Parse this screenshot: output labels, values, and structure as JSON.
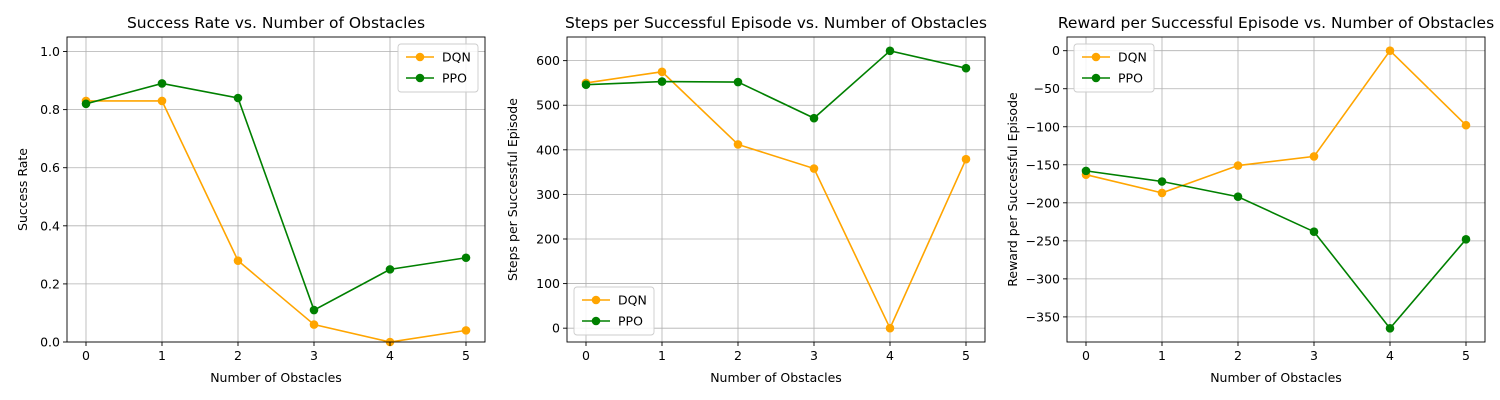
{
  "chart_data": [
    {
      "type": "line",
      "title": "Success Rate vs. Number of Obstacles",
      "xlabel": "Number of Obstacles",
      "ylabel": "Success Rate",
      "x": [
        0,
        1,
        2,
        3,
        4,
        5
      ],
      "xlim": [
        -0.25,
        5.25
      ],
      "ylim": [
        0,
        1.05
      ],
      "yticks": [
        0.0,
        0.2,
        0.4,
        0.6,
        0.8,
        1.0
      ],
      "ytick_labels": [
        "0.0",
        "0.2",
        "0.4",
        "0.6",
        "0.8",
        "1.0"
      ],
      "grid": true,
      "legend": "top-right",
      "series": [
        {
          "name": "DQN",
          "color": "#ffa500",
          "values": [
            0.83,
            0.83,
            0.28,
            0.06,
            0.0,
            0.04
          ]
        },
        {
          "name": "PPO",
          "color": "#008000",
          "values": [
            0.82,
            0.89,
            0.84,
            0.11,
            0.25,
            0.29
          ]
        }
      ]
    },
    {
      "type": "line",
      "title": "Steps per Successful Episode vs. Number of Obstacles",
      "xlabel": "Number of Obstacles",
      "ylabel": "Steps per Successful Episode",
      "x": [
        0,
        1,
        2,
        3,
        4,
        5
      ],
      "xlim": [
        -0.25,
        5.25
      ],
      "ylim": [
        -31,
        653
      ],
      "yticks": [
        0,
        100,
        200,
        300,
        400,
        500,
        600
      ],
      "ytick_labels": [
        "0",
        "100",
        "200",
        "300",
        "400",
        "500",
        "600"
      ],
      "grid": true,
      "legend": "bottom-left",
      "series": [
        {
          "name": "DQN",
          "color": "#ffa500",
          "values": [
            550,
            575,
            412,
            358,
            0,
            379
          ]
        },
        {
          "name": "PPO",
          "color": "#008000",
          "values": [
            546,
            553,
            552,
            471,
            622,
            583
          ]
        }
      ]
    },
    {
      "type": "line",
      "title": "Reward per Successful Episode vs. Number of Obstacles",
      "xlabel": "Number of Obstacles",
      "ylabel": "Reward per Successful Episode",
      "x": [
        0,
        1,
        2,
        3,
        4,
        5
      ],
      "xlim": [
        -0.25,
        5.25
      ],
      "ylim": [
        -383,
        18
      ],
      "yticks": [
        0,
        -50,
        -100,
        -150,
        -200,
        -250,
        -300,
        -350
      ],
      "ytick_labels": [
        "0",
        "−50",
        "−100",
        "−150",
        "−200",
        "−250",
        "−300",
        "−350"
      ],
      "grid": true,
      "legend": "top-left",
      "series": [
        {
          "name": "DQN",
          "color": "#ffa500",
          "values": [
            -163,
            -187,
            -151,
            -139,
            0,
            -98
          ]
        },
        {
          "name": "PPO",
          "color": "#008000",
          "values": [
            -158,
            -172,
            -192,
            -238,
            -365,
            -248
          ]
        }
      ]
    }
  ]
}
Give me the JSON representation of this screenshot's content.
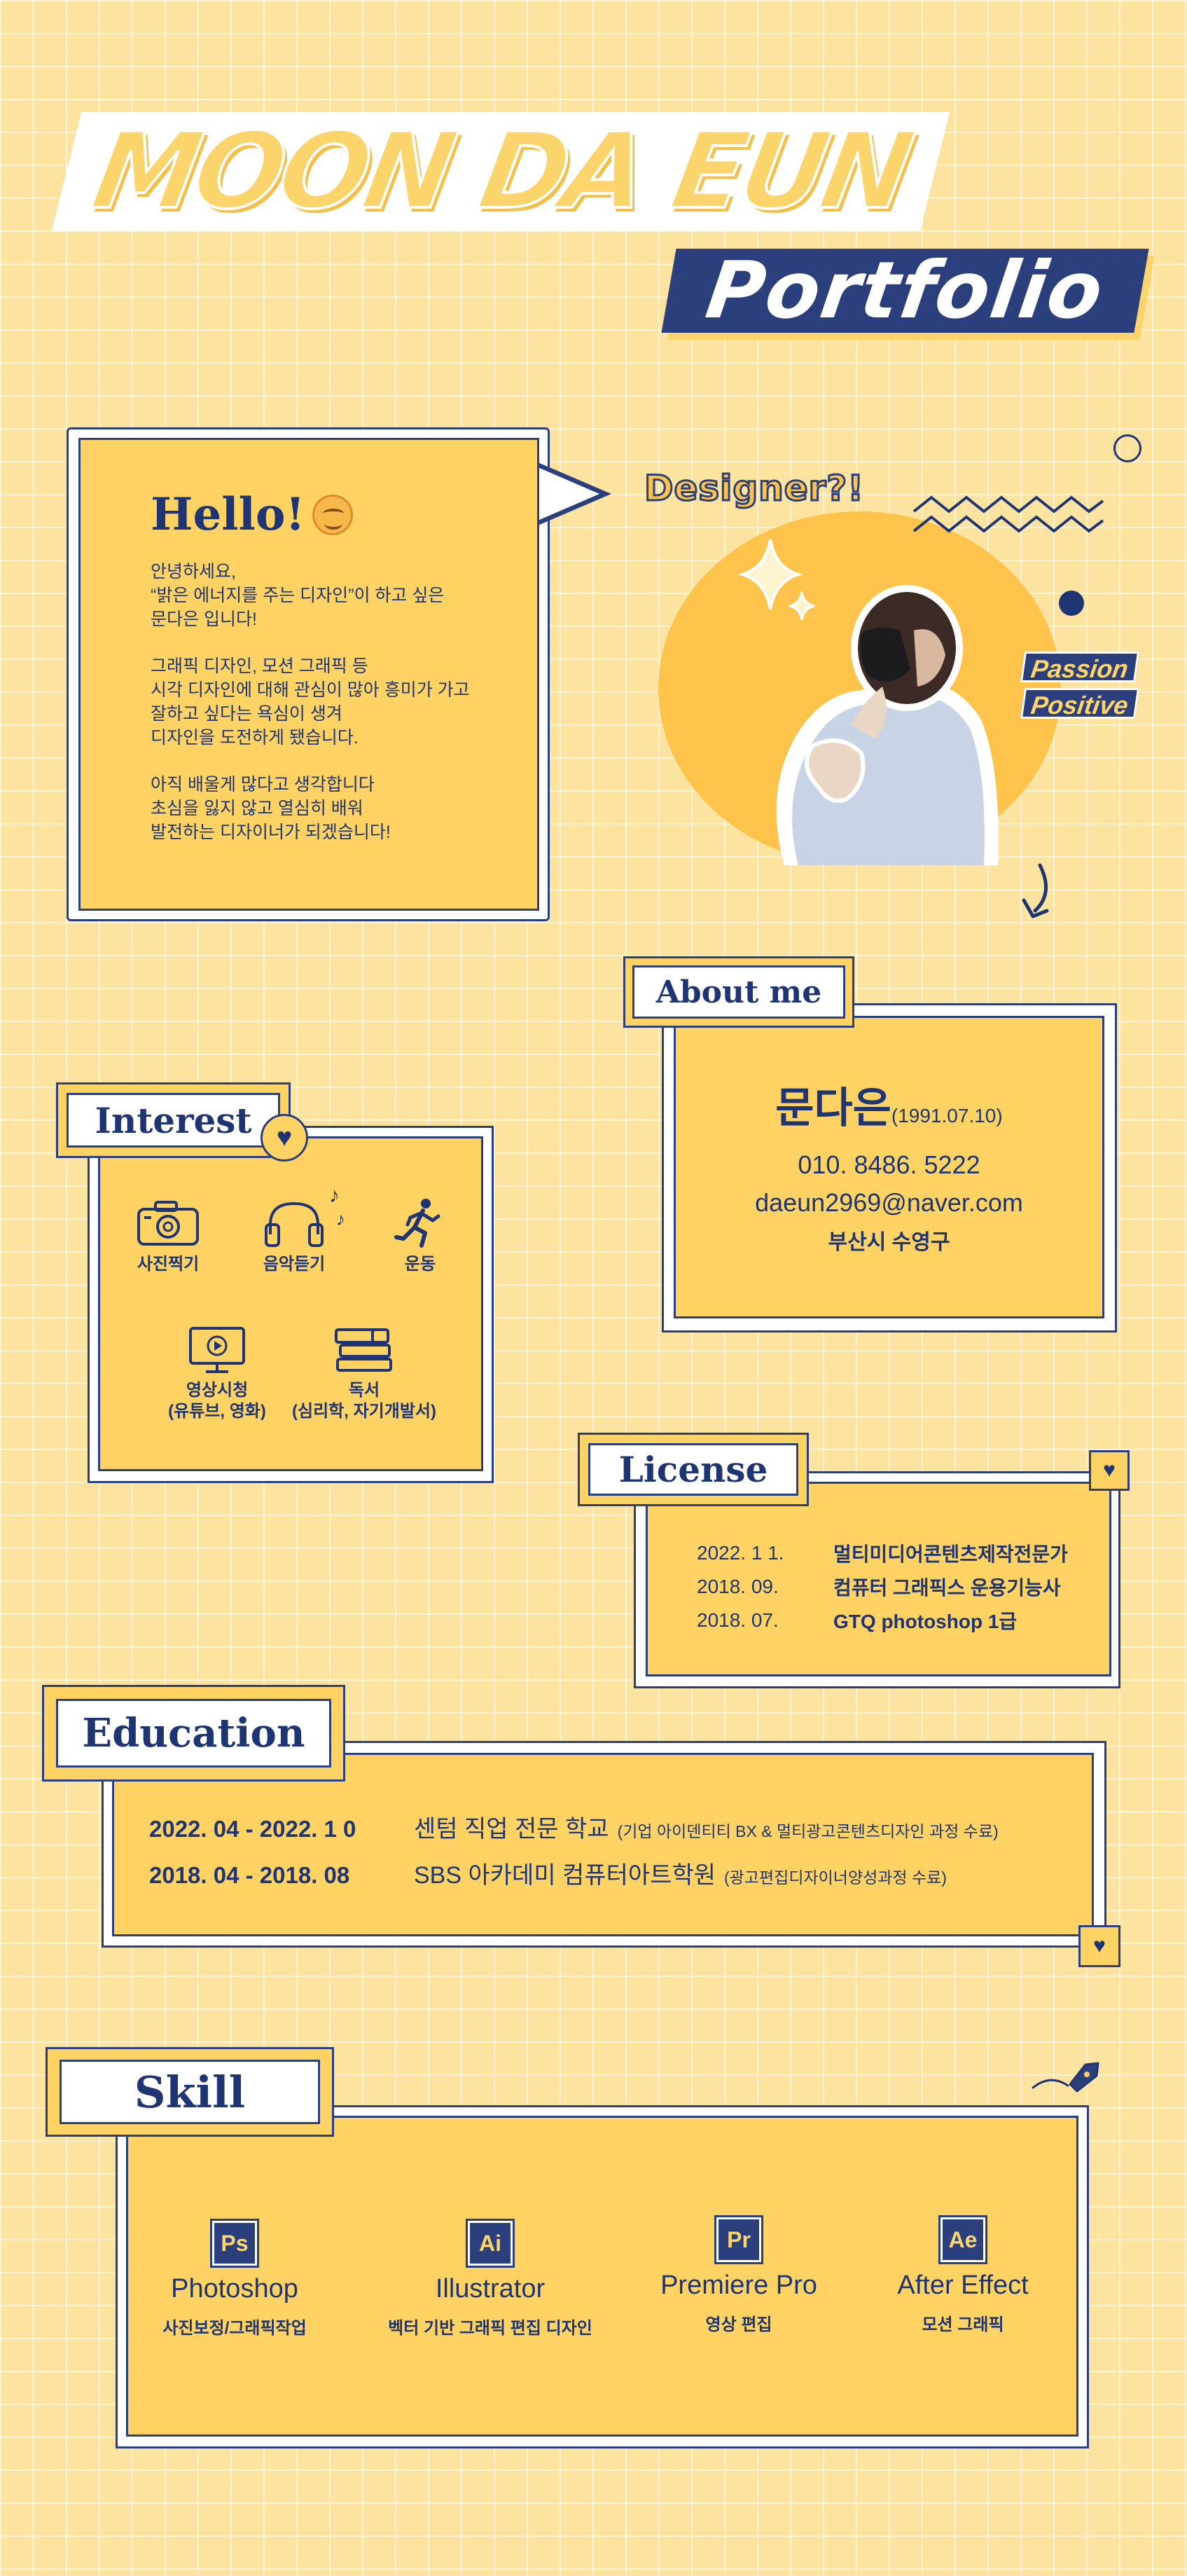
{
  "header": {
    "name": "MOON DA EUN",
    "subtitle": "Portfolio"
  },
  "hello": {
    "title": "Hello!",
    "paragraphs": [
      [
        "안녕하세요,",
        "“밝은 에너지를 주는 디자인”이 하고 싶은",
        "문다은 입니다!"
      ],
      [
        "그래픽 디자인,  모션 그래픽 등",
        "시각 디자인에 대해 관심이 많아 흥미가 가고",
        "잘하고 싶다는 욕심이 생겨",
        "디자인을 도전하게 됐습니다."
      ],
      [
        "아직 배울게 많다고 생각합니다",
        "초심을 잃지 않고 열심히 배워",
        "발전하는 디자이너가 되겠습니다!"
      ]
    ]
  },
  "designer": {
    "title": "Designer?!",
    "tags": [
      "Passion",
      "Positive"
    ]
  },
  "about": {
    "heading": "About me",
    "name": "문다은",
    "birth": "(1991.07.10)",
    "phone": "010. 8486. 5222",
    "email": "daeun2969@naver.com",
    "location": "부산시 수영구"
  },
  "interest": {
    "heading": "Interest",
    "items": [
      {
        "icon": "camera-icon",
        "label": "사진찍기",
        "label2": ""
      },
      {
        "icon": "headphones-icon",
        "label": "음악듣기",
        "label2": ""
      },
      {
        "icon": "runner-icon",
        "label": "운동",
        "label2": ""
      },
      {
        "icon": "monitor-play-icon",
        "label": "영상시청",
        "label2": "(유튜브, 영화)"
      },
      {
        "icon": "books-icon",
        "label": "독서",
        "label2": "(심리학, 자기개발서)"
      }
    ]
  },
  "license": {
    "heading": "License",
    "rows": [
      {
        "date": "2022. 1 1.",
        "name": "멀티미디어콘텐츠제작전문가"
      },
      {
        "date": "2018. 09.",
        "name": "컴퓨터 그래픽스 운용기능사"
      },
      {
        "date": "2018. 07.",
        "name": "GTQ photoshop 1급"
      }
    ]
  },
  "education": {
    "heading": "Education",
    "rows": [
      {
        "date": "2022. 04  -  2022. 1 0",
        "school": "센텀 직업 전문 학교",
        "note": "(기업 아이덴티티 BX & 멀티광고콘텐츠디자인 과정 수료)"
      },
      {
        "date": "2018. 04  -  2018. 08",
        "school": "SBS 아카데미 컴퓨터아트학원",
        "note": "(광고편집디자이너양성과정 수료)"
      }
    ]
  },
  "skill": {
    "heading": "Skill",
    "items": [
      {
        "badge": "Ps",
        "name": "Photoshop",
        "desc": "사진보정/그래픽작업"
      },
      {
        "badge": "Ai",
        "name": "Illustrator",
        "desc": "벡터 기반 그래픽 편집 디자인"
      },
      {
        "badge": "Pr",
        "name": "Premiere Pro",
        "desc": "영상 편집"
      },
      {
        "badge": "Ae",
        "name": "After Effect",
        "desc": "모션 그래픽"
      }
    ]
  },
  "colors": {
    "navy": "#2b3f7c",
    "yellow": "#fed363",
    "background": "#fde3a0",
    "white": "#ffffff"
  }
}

• • •

Goal: Show each line of the listing that holds the string "Reward".

Full solution:
      "title": "Reward per Successful Episode vs. Number of Obstacles",
      "ylabel": "Reward per Successful Episode",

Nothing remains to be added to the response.